++++ Listing

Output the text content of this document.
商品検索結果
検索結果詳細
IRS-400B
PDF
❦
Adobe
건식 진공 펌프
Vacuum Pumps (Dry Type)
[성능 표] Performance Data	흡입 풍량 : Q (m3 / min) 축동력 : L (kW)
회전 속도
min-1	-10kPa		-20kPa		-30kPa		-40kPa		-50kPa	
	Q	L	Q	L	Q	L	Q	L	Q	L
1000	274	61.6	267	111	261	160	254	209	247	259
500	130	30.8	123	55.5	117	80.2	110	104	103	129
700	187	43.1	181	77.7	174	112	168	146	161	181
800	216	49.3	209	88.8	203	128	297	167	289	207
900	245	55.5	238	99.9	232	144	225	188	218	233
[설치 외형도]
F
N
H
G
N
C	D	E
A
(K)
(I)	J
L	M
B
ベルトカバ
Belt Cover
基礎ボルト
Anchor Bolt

++++++++
++++ Listing

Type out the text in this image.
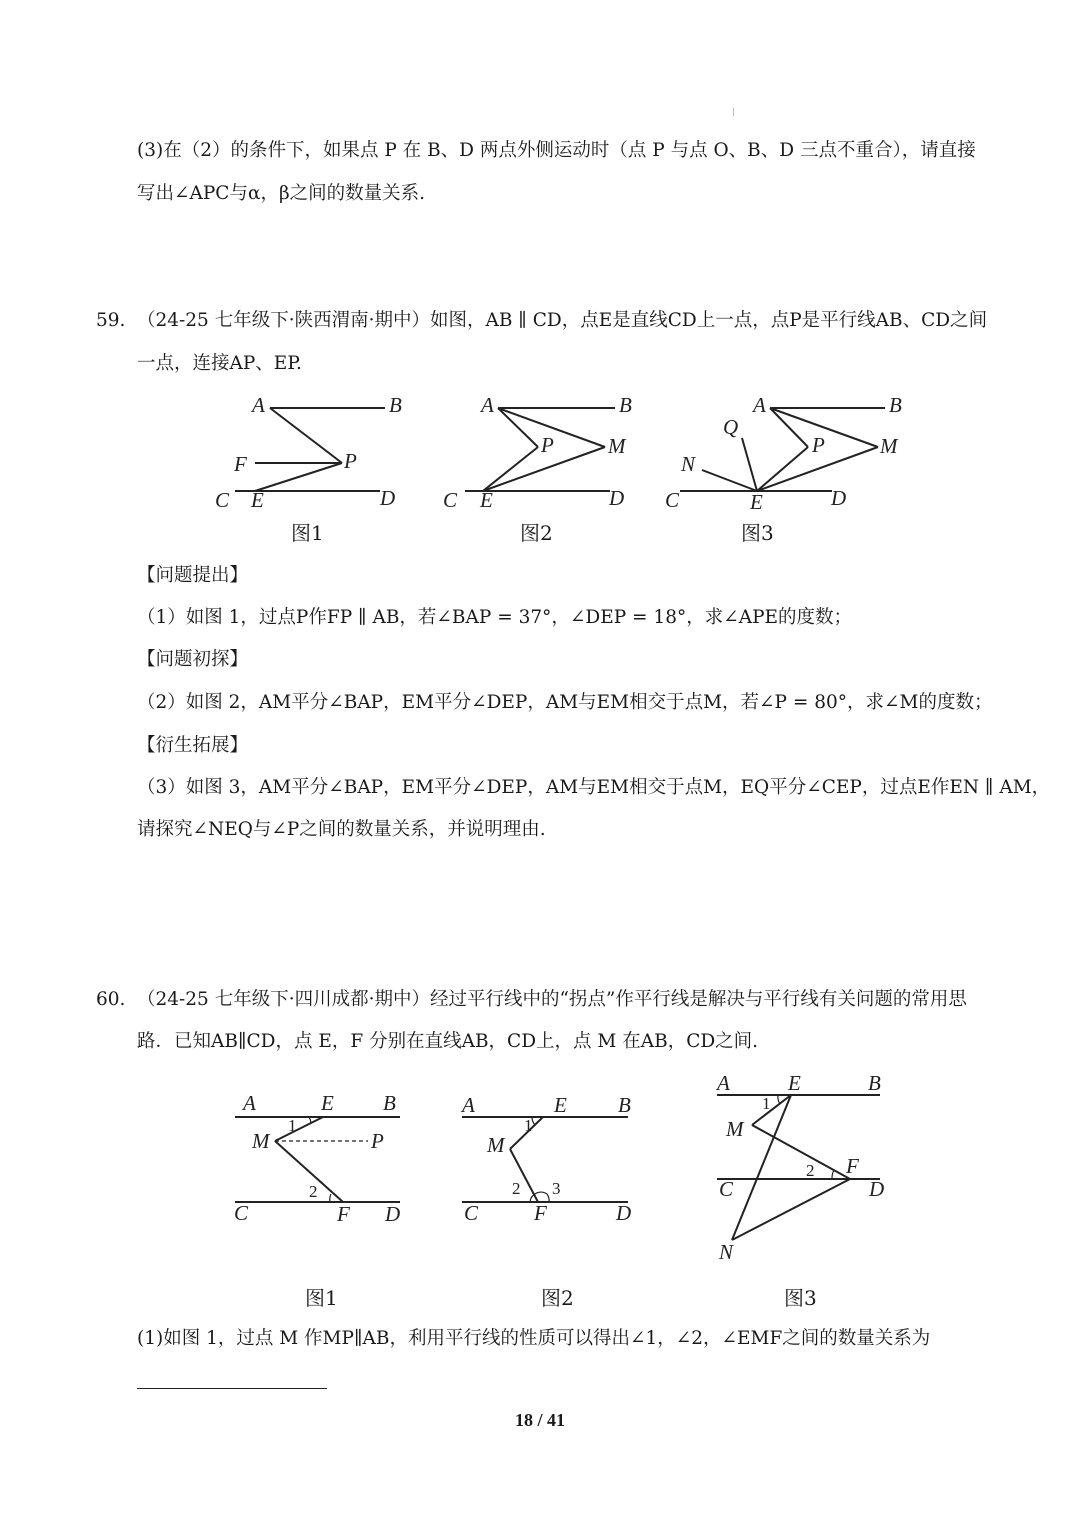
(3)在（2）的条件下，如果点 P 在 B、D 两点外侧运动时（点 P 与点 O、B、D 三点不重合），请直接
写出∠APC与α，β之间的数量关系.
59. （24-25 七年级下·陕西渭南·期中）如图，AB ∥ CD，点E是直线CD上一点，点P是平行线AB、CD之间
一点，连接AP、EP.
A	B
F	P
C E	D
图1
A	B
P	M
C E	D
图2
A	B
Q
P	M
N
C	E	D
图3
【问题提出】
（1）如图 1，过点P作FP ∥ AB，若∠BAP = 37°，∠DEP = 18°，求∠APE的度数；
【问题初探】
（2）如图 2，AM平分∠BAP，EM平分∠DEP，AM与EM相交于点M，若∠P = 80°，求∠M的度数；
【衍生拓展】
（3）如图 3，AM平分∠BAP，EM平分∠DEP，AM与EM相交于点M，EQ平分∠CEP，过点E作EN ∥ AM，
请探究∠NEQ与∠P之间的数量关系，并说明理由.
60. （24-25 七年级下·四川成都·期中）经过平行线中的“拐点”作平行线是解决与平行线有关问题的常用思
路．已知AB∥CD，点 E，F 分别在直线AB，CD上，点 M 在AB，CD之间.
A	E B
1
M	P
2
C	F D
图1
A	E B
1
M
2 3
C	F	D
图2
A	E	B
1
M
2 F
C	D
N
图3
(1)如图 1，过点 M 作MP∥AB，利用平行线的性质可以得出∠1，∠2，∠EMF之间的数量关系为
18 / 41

++++++++
++++ Listing

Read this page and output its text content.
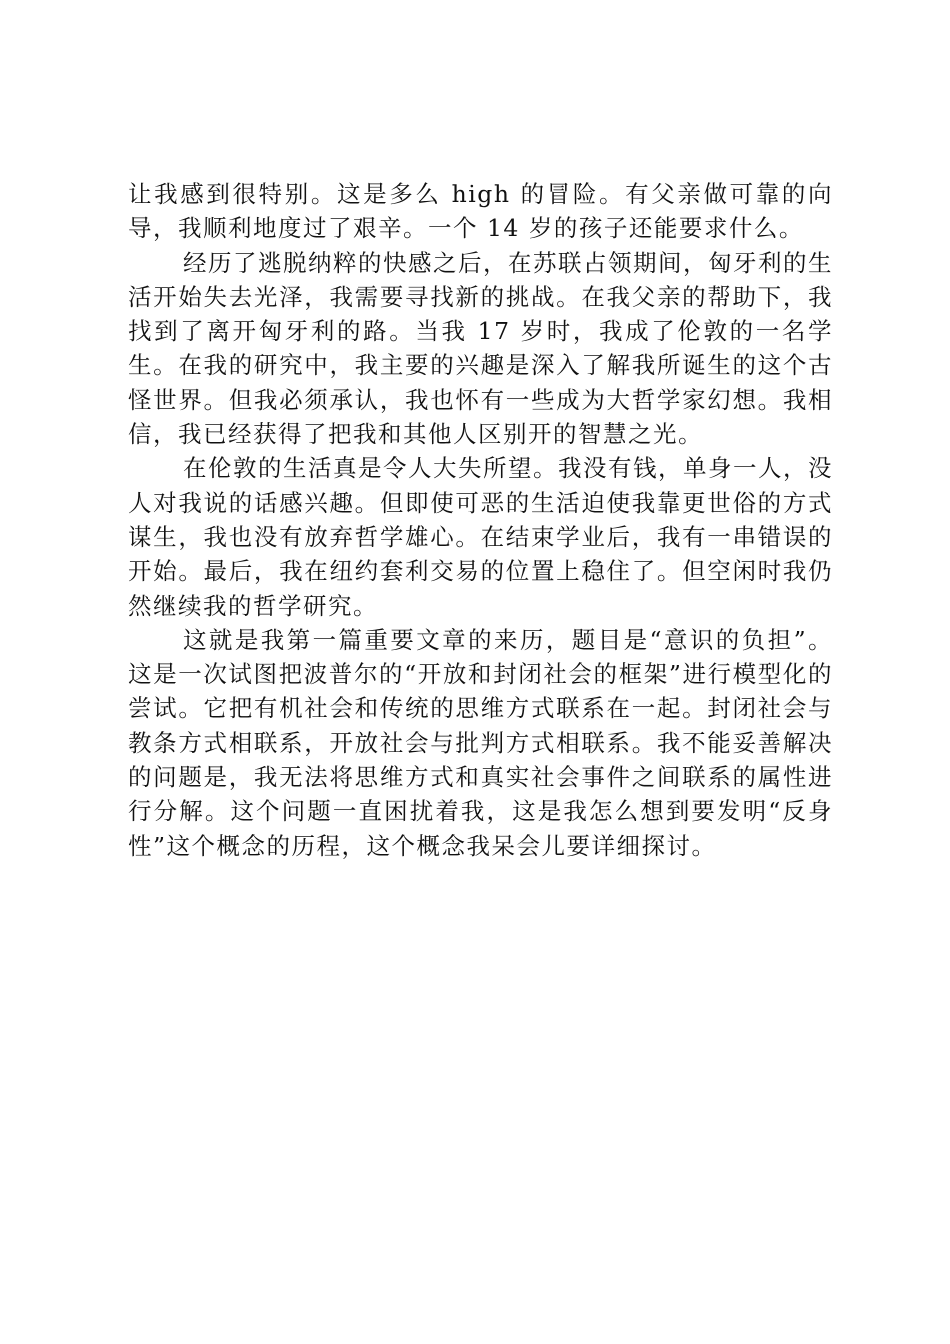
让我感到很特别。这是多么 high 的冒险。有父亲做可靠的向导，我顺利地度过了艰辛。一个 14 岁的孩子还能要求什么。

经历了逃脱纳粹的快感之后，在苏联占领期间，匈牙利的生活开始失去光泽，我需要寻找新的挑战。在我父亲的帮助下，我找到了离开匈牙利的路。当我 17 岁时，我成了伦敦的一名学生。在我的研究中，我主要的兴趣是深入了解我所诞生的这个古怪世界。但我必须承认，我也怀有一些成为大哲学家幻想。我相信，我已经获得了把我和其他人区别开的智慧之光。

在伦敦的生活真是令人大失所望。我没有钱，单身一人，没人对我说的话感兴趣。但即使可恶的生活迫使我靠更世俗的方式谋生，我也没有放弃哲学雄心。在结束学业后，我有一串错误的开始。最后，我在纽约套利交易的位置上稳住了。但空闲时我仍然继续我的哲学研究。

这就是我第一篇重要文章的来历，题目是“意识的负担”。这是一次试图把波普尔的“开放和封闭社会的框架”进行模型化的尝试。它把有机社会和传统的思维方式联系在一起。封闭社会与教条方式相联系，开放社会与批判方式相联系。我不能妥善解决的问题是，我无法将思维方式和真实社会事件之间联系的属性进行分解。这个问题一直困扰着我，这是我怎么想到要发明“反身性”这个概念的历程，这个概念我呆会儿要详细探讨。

++++++++

Provide the number of lines containing the string "EM平分", with no other output.

2